-- Start --

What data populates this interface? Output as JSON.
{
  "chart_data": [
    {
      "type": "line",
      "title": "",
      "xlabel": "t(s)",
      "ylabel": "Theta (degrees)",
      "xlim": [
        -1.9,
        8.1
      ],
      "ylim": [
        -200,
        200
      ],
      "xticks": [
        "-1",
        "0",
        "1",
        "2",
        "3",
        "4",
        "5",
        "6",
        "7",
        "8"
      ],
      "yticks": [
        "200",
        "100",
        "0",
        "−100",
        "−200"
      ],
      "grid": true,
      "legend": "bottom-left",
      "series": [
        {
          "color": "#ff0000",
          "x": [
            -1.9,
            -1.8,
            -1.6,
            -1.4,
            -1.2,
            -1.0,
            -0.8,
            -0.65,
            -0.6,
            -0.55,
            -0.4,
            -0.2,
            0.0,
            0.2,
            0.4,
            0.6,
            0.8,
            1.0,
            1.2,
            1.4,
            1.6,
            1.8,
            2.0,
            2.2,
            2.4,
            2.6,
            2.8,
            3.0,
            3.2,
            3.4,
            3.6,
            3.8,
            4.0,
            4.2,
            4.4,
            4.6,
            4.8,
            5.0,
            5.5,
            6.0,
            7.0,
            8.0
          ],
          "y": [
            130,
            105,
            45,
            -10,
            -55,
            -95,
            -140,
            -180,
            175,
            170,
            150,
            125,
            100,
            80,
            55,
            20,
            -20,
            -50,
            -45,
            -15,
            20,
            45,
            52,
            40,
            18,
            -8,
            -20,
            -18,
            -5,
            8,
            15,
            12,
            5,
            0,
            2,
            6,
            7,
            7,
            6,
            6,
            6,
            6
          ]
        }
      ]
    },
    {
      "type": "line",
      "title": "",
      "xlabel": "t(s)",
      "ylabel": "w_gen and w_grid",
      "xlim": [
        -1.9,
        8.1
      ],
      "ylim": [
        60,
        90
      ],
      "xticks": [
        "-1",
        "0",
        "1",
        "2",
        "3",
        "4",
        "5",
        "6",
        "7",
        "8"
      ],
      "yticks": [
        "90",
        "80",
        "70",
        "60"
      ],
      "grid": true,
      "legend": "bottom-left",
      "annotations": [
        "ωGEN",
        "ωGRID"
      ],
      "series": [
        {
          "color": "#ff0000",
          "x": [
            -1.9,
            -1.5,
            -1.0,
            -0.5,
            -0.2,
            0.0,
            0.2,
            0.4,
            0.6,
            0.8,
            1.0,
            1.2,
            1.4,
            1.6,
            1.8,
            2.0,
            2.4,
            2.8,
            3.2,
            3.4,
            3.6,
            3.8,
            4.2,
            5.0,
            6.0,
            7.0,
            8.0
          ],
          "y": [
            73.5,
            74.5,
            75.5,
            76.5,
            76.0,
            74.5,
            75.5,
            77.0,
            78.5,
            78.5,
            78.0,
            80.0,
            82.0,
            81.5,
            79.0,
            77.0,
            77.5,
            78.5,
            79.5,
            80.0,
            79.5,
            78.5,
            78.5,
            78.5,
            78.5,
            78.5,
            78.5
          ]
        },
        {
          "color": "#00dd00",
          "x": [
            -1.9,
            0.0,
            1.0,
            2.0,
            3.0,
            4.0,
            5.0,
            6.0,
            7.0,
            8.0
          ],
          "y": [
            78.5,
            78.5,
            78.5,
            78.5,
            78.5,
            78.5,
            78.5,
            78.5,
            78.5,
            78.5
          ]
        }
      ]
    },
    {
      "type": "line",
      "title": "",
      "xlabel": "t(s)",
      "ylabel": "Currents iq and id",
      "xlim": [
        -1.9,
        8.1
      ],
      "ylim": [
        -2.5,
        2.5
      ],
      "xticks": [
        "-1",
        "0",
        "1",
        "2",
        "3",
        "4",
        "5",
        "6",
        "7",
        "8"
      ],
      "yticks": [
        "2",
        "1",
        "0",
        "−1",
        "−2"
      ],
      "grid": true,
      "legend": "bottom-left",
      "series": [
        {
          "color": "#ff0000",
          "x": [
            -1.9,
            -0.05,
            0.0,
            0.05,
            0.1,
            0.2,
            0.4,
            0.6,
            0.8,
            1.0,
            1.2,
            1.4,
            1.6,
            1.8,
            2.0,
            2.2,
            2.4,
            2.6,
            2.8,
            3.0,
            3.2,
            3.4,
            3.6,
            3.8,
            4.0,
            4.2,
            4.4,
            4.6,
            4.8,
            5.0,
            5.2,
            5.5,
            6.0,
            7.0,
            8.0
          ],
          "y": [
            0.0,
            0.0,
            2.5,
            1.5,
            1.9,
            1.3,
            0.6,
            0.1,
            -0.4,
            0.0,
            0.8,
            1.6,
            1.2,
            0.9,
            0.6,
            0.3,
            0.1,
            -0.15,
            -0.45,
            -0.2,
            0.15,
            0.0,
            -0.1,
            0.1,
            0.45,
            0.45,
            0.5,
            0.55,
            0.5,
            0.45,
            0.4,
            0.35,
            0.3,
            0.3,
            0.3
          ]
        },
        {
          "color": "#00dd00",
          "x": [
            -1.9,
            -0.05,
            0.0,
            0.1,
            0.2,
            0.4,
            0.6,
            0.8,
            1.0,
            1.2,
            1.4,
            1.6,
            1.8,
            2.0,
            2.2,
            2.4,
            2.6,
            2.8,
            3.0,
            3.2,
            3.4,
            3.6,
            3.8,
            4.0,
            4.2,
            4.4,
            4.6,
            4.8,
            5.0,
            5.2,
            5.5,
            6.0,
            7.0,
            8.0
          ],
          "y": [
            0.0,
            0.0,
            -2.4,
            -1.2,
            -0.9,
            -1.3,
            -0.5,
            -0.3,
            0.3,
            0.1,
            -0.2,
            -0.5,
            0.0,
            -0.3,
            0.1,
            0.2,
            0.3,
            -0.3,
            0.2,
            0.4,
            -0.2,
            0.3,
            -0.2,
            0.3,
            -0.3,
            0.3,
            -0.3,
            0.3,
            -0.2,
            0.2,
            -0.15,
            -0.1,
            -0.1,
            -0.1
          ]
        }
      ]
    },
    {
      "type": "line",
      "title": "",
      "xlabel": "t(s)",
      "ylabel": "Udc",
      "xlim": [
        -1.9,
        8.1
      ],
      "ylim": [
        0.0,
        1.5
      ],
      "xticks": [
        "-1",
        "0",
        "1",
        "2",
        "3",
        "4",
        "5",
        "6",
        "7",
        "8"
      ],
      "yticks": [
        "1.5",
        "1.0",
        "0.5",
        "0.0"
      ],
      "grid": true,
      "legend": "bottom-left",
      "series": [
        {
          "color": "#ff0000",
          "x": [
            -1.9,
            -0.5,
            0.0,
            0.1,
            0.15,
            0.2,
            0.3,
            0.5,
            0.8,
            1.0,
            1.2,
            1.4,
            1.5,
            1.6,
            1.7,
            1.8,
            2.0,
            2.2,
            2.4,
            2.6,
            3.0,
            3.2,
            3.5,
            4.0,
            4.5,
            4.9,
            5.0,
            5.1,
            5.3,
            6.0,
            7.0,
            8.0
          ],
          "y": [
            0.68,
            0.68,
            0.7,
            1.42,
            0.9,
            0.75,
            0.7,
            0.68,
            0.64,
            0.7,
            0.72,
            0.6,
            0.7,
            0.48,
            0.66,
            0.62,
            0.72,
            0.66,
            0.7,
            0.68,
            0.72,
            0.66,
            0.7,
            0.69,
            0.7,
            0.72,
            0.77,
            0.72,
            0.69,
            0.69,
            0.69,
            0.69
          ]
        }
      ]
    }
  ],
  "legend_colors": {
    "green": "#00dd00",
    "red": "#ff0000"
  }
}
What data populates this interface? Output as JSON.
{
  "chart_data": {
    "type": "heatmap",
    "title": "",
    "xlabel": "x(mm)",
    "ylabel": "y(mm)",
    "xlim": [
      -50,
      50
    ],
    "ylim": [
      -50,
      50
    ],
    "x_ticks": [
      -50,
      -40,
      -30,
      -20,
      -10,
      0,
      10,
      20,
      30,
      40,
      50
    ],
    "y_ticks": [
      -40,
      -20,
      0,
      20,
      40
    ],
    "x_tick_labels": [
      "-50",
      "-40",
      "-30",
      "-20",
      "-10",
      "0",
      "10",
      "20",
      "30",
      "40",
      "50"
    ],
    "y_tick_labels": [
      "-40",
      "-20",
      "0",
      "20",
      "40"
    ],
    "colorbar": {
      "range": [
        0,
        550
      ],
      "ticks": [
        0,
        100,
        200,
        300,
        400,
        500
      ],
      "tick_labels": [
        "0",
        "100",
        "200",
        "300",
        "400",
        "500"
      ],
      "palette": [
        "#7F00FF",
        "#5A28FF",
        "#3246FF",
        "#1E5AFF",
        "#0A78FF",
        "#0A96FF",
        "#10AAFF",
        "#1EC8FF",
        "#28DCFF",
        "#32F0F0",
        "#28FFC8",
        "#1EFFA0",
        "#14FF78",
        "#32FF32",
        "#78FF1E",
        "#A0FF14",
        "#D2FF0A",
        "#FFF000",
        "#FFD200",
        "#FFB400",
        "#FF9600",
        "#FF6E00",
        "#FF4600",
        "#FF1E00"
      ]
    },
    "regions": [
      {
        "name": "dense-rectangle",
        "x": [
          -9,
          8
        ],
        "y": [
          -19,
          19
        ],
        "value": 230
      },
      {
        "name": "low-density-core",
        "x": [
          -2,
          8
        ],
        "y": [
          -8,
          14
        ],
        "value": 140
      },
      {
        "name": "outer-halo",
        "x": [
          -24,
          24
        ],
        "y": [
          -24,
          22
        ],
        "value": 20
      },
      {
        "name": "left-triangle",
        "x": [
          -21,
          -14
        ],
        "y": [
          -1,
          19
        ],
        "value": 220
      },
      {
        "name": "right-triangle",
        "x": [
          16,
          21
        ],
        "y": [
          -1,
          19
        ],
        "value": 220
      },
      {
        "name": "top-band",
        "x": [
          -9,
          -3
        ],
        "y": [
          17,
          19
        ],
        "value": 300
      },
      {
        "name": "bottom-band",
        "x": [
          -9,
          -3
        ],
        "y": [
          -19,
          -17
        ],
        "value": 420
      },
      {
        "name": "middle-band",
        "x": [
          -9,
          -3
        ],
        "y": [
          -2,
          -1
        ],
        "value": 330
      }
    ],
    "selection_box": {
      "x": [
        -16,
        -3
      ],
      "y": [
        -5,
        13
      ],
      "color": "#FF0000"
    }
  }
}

-- End --

Copy all lines in the listing above where the string "name" appears.

(Solution):
        "name": "dense-rectangle",
        "name": "low-density-core",
        "name": "outer-halo",
        "name": "left-triangle",
        "name": "right-triangle",
        "name": "top-band",
        "name": "bottom-band",
        "name": "middle-band",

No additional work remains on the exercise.